Extracted records
>>>

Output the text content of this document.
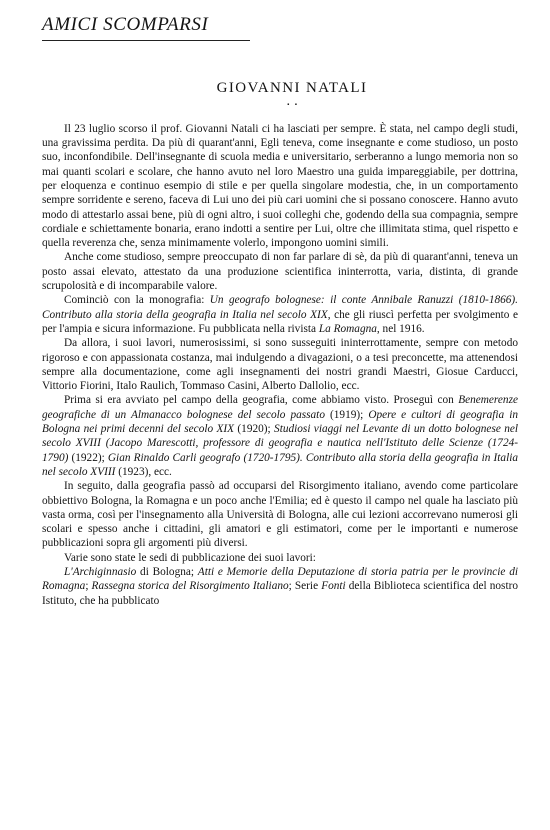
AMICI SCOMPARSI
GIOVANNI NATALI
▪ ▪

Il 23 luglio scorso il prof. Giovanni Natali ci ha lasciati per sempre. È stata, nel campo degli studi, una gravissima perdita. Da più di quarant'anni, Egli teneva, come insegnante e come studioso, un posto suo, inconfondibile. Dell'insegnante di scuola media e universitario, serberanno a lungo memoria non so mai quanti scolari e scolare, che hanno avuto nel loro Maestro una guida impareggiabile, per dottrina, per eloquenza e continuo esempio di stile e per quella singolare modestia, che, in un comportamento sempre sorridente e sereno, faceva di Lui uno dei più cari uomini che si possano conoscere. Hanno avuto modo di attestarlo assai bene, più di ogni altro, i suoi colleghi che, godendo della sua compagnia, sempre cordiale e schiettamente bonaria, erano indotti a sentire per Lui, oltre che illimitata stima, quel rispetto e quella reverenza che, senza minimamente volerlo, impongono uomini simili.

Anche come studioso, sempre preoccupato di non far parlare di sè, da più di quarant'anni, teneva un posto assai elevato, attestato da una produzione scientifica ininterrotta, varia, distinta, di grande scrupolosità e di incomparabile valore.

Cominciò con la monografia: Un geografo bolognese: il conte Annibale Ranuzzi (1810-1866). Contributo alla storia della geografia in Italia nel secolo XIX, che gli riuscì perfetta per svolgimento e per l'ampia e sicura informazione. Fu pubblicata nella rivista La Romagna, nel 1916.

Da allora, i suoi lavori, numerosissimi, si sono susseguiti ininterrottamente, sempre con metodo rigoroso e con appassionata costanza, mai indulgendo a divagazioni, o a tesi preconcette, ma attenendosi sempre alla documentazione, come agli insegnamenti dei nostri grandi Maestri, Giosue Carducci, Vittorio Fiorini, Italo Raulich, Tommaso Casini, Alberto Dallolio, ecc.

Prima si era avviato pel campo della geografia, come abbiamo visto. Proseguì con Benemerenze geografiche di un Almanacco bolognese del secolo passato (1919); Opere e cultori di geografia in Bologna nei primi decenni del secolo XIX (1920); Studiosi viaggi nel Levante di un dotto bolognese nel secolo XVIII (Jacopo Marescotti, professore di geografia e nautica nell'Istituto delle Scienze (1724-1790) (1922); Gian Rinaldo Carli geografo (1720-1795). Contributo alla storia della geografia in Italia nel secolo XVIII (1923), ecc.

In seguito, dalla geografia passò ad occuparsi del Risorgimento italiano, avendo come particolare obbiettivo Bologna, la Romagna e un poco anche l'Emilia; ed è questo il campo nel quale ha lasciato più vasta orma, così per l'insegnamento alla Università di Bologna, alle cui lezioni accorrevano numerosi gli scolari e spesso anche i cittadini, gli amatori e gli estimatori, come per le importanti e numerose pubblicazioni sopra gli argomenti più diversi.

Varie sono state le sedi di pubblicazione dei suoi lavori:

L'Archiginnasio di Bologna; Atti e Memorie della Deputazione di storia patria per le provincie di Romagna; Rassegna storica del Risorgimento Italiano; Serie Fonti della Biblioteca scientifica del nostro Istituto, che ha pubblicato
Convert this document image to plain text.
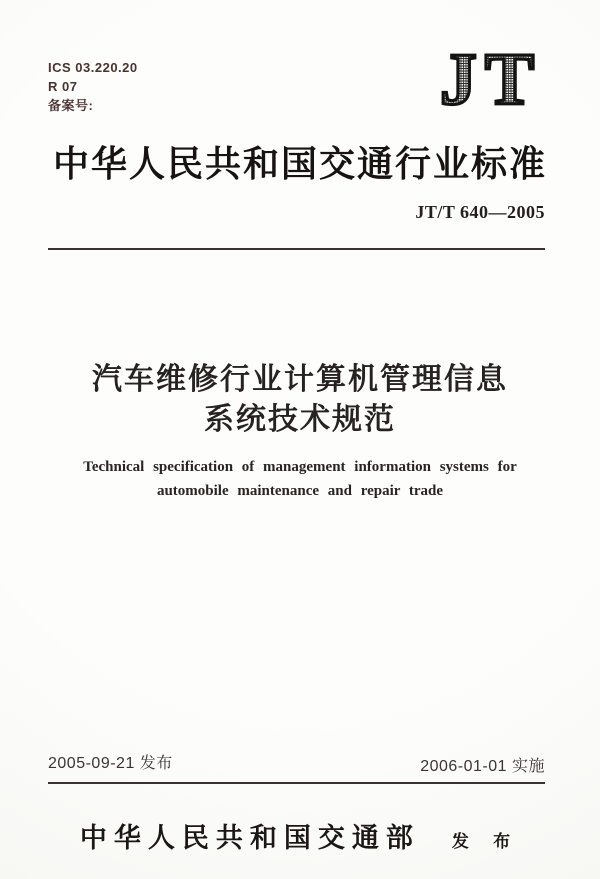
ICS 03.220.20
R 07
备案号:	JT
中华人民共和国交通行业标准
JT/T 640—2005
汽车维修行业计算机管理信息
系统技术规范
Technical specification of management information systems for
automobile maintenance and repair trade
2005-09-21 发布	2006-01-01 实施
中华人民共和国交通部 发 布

<<<

● Exercise objective
Every line above should be returned exactly; the pictures stay out.

● Answer
Output the text content of this document.
AMICI SCOMPARSI
GIOVANNI NATALI
▪ ▪

Il 23 luglio scorso il prof. Giovanni Natali ci ha lasciati per sempre. È stata, nel campo degli studi, una gravissima perdita. Da più di quarant'anni, Egli teneva, come insegnante e come studioso, un posto suo, inconfondibile. Dell'insegnante di scuola media e universitario, serberanno a lungo memoria non so mai quanti scolari e scolare, che hanno avuto nel loro Maestro una guida impareggiabile, per dottrina, per eloquenza e continuo esempio di stile e per quella singolare modestia, che, in un comportamento sempre sorridente e sereno, faceva di Lui uno dei più cari uomini che si possano conoscere. Hanno avuto modo di attestarlo assai bene, più di ogni altro, i suoi colleghi che, godendo della sua compagnia, sempre cordiale e schiettamente bonaria, erano indotti a sentire per Lui, oltre che illimitata stima, quel rispetto e quella reverenza che, senza minimamente volerlo, impongono uomini simili.

Anche come studioso, sempre preoccupato di non far parlare di sè, da più di quarant'anni, teneva un posto assai elevato, attestato da una produzione scientifica ininterrotta, varia, distinta, di grande scrupolosità e di incomparabile valore.

Cominciò con la monografia: Un geografo bolognese: il conte Annibale Ranuzzi (1810-1866). Contributo alla storia della geografia in Italia nel secolo XIX, che gli riuscì perfetta per svolgimento e per l'ampia e sicura informazione. Fu pubblicata nella rivista La Romagna, nel 1916.

Da allora, i suoi lavori, numerosissimi, si sono susseguiti ininterrottamente, sempre con metodo rigoroso e con appassionata costanza, mai indulgendo a divagazioni, o a tesi preconcette, ma attenendosi sempre alla documentazione, come agli insegnamenti dei nostri grandi Maestri, Giosue Carducci, Vittorio Fiorini, Italo Raulich, Tommaso Casini, Alberto Dallolio, ecc.

Prima si era avviato pel campo della geografia, come abbiamo visto. Proseguì con Benemerenze geografiche di un Almanacco bolognese del secolo passato (1919); Opere e cultori di geografia in Bologna nei primi decenni del secolo XIX (1920); Studiosi viaggi nel Levante di un dotto bolognese nel secolo XVIII (Jacopo Marescotti, professore di geografia e nautica nell'Istituto delle Scienze (1724-1790) (1922); Gian Rinaldo Carli geografo (1720-1795). Contributo alla storia della geografia in Italia nel secolo XVIII (1923), ecc.

In seguito, dalla geografia passò ad occuparsi del Risorgimento italiano, avendo come particolare obbiettivo Bologna, la Romagna e un poco anche l'Emilia; ed è questo il campo nel quale ha lasciato più vasta orma, così per l'insegnamento alla Università di Bologna, alle cui lezioni accorrevano numerosi gli scolari e spesso anche i cittadini, gli amatori e gli estimatori, come per le importanti e numerose pubblicazioni sopra gli argomenti più diversi.

Varie sono state le sedi di pubblicazione dei suoi lavori:

L'Archiginnasio di Bologna; Atti e Memorie della Deputazione di storia patria per le provincie di Romagna; Rassegna storica del Risorgimento Italiano; Serie Fonti della Biblioteca scientifica del nostro Istituto, che ha pubblicato
Convert this document image to plain text.
ICS 03.220.20
R 07
备案号:	JT
中华人民共和国交通行业标准
JT/T 640—2005
汽车维修行业计算机管理信息
系统技术规范
Technical specification of management information systems for
automobile maintenance and repair trade
2005-09-21 发布	2006-01-01 实施
中华人民共和国交通部 发 布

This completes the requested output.